*Explore the material:*
1: Summarize the Johan Sotil profile in two sentences.
2: In the Johan Sotil profile, how many appearances does he have for Universitario in 2000–2004?
3: Continue the Johan Sotil profile from its last line.

*Excerpt provided:*

- - - -

Johan Sotil

Personal information
- Full name: Johan Joussep Sotil Eche
- Date of birth: August 29, 1982 (age 43)
- Place of birth: Lima, Peru
- Height: 1.70 m (5 ft 7 in)
- Positions: Attacking midfielder; winger;

Youth career
- Universitario

Senior career*
- Years: Team / Apps / (Gls)
- 2000–2004: Universitario / 84 / (11)
- 2004: Alianza Atletico / 21 / (2)
- 2005: Universitario / 4 / (0)
- 2005: Coronel Bolognesi / 7 / (1)
- 2006: Union Huaral / 24 / (1)
- 2007: Alianza Lima / 17 / (2)
- 2008: José Gálvez / 19 / (5)
- 2008–2009: Westerlo / 7 / (1)
- 2009: Brussels / 0 / (0)
- 2009: José Gálvez / 11 / (1)
- 2010–2011: Sport Huancayo / 62 / (9)
- 2012–2013: Univ. César Vallejo / 62 / (4)
- 2014: UT Cajamarca / 22 / (1)
- 2015: León de Huánuco / 23 / (0)
- 2016: Comerciantes Unidos / 14 / (0)
- 2017: Santa Rosa / 8 / (0)
- 2018: Sport Loreto / 22 / (4)

- - - -

Dataset entries
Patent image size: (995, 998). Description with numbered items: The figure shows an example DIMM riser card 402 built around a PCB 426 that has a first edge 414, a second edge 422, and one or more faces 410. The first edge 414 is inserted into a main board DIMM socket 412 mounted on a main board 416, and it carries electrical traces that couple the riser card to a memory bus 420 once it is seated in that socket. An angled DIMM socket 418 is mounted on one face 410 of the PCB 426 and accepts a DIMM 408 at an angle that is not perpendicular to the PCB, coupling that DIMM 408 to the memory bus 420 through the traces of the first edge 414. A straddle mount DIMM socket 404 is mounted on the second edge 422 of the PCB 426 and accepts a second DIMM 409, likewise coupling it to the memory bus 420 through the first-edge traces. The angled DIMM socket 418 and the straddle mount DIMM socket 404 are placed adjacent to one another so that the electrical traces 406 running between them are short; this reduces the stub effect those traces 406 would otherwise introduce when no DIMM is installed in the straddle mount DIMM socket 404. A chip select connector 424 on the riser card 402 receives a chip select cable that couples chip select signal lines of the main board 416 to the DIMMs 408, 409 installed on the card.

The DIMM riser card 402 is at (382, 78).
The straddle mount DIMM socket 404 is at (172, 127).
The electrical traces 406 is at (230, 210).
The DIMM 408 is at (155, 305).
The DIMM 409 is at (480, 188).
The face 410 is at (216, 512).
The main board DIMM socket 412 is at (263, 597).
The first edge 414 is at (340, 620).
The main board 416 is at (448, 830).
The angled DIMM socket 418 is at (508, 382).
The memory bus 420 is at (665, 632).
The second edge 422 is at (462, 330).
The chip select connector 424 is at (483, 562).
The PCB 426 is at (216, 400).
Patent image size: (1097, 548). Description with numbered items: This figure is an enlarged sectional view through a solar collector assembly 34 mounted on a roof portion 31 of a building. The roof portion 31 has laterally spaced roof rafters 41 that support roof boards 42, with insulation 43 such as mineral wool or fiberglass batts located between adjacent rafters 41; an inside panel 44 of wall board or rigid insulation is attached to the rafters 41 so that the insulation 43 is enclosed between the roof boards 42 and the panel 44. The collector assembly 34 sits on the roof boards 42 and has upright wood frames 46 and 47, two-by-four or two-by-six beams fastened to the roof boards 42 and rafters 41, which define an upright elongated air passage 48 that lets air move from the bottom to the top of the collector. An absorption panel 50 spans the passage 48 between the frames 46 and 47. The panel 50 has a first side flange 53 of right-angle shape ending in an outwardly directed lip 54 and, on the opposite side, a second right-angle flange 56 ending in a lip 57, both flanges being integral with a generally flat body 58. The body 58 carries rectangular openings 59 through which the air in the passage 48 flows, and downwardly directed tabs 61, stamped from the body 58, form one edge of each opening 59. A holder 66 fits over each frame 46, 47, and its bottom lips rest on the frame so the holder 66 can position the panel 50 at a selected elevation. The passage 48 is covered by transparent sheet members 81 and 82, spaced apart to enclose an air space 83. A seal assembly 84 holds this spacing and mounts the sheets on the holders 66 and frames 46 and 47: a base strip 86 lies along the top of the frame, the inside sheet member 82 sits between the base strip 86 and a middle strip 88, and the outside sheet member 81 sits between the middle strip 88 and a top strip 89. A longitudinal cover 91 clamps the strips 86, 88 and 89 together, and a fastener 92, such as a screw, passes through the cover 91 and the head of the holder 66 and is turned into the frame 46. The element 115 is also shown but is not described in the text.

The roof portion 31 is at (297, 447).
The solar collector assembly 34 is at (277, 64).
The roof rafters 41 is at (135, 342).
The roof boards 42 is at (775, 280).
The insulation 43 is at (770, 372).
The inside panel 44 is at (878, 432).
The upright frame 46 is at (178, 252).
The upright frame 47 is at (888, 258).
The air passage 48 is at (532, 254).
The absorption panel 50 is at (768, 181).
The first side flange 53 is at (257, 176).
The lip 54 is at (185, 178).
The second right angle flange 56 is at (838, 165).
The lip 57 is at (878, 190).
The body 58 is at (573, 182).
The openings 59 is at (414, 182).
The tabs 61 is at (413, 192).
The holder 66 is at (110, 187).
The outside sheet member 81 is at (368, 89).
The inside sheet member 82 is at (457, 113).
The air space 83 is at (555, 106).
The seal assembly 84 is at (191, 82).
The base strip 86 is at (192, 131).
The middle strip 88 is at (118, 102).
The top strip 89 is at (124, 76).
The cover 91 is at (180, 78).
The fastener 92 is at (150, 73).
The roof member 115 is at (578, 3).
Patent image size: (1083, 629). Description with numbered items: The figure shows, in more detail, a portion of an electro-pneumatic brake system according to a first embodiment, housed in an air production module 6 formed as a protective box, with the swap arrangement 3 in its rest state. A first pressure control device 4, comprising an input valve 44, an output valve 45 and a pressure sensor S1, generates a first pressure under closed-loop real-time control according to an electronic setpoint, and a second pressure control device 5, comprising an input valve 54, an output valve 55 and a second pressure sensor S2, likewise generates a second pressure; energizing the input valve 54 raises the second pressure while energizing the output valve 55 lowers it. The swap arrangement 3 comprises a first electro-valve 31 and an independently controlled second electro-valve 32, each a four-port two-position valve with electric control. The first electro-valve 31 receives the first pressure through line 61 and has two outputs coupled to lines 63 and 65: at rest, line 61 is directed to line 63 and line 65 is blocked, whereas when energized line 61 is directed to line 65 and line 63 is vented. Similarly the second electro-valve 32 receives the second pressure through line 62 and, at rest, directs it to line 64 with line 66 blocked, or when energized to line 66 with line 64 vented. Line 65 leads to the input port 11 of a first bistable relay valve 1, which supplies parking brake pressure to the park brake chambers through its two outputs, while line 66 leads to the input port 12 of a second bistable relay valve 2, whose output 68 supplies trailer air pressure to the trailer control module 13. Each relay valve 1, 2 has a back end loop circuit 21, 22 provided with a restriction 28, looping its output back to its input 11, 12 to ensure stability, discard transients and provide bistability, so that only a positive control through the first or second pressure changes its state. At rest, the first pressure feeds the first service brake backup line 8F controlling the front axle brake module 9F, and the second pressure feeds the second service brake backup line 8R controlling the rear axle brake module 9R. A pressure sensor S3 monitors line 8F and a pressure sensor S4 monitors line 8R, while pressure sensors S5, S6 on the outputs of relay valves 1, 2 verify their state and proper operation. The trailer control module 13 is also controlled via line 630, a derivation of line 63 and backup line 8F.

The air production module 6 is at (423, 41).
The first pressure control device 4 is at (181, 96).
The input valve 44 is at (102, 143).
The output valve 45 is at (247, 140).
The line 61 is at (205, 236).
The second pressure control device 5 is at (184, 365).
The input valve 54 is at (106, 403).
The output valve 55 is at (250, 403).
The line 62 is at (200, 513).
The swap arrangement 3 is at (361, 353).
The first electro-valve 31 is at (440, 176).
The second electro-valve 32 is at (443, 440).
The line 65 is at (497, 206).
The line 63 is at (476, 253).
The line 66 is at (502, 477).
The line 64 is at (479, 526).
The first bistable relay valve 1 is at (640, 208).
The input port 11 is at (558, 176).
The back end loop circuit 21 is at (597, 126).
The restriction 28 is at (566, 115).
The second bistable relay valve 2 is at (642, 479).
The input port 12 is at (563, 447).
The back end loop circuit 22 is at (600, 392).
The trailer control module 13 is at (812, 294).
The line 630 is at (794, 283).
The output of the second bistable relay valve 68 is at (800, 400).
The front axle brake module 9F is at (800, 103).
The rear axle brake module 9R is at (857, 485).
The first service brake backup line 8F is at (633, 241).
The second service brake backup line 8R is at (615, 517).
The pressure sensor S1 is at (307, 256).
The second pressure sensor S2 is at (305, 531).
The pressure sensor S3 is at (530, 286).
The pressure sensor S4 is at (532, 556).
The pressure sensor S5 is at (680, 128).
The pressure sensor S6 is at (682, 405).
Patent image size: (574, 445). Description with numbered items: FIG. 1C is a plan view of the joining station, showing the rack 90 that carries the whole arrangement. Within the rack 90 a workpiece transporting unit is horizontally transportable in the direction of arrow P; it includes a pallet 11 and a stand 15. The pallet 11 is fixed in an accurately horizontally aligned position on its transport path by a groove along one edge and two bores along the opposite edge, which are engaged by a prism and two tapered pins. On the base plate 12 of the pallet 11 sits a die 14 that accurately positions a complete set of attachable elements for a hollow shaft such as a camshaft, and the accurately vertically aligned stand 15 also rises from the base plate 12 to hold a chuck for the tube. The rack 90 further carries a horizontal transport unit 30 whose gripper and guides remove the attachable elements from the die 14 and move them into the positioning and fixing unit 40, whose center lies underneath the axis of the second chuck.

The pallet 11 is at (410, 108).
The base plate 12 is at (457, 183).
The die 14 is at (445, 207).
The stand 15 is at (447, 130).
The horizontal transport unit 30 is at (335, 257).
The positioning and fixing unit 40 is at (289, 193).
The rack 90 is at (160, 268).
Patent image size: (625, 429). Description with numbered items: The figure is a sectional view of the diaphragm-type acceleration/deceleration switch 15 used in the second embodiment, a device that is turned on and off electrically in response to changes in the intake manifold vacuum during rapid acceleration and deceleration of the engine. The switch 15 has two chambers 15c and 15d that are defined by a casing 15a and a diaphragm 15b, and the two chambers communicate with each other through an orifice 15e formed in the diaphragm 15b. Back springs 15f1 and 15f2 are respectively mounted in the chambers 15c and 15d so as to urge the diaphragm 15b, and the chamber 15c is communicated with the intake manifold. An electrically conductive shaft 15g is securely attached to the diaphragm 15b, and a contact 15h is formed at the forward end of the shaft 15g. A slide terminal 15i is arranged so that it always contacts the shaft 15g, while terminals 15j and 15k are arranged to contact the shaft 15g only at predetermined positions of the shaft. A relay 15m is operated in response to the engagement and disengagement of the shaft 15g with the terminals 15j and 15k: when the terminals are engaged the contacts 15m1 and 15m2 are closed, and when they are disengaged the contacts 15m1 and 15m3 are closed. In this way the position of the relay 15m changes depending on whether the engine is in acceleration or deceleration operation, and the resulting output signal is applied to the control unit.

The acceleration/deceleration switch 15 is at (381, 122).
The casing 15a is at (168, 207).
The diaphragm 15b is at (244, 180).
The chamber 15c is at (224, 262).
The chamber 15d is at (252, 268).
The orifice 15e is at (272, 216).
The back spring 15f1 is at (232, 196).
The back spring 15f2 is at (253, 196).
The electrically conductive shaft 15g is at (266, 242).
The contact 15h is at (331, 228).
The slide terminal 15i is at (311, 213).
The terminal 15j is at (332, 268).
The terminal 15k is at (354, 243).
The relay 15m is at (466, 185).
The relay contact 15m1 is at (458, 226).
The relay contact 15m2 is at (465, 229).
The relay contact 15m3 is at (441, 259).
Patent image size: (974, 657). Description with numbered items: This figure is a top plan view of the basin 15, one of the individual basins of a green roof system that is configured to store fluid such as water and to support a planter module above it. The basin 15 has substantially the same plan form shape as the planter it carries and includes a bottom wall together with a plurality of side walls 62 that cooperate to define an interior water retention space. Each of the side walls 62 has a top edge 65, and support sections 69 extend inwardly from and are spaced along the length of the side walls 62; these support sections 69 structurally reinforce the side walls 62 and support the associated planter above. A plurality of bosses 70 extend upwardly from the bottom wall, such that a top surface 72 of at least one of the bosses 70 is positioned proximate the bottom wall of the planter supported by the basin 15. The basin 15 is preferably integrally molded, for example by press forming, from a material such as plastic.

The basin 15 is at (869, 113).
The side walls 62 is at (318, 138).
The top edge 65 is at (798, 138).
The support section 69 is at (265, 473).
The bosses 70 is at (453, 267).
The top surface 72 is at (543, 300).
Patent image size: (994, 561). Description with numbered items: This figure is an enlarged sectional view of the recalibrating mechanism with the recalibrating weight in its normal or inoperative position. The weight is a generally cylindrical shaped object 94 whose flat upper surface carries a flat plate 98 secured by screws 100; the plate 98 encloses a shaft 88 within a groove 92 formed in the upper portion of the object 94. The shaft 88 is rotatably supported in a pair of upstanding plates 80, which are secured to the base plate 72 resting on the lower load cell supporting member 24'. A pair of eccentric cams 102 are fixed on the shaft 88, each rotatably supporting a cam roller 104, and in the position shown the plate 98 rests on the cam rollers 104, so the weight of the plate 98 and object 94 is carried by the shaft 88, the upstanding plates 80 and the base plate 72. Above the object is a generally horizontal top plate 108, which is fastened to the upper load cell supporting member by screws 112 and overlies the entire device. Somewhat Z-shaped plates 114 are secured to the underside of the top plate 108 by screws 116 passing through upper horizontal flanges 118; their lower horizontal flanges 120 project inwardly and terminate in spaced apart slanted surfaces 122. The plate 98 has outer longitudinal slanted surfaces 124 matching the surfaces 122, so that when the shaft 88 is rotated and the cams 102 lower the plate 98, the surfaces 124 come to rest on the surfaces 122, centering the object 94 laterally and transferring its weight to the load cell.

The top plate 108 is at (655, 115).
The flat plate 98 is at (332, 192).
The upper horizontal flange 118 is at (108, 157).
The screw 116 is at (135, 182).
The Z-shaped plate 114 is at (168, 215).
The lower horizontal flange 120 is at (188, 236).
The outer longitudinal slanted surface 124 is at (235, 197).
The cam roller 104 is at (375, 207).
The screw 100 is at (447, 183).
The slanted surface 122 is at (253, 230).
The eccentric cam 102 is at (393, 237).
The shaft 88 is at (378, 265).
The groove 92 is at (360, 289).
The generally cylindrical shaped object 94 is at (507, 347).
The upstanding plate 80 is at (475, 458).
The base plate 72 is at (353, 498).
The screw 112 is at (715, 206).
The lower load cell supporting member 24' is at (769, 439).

- - - -

*Answers by item:*
1: Johan Joussep Sotil Eche, born August 29, 1982, in Lima, Peru, is an attacking midfielder and winger whose youth career was at Universitario. His listed senior career runs from 2000 to 2018 across many clubs, including Universitario, Alianza Lima, Westerlo, Sport Huancayo and Univ. César Vallejo, with Sport Loreto as the last.

2: 84 appearances.

3:
- 2019: Santos de Nasca / 20 / (1)
- 2020: Unión Huaral / 6 / (0)

International career
- 2003–2011: Peru / 2 / (0)

= Johan Sotil =

Peruvian footballer (born 1982)

Johan Joussep Sotil Eche (born August 29, 1982) is a Peruvian footballer. He can play on either wing on the pitch.

Johan is the son of FC Barcelona player Hugo Sotil (1949–2024). Johan took his name from his godfather, former FC Barcelona player Johan Cruijff.

==Club career==
He was attached to Belgian Jupiler League side VC Westerlo, with whom he signed a contract on June 14, 2008.